> **Problem to work on**
Pick out every line with the word "grade" and copy it.

━━━━━━━━━━

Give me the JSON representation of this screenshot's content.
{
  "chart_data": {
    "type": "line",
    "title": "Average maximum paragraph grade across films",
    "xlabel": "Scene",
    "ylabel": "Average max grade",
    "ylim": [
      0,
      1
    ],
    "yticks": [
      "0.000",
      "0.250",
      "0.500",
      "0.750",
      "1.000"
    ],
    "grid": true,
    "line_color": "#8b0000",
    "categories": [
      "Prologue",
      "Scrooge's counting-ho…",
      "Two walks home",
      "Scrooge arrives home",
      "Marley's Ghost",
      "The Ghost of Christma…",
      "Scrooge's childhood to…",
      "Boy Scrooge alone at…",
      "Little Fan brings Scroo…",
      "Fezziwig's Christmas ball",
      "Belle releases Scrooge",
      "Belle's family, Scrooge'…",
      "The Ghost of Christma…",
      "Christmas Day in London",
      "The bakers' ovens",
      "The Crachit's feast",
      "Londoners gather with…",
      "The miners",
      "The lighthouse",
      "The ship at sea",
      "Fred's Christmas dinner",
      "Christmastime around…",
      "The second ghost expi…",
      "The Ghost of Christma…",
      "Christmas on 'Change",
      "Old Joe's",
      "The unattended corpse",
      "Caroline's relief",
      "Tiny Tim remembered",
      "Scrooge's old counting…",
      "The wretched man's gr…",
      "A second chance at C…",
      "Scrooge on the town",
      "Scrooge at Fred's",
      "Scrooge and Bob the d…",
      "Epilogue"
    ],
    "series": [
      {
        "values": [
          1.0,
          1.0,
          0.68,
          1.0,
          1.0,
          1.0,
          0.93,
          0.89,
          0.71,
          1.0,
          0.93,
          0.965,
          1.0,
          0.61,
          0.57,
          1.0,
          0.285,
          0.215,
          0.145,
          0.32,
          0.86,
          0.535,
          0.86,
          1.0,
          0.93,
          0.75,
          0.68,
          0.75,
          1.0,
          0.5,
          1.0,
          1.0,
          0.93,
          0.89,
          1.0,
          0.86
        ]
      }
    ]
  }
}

━━━━━━━━━━

> **Correct result**
    "title": "Average maximum paragraph grade across films",
    "ylabel": "Average max grade",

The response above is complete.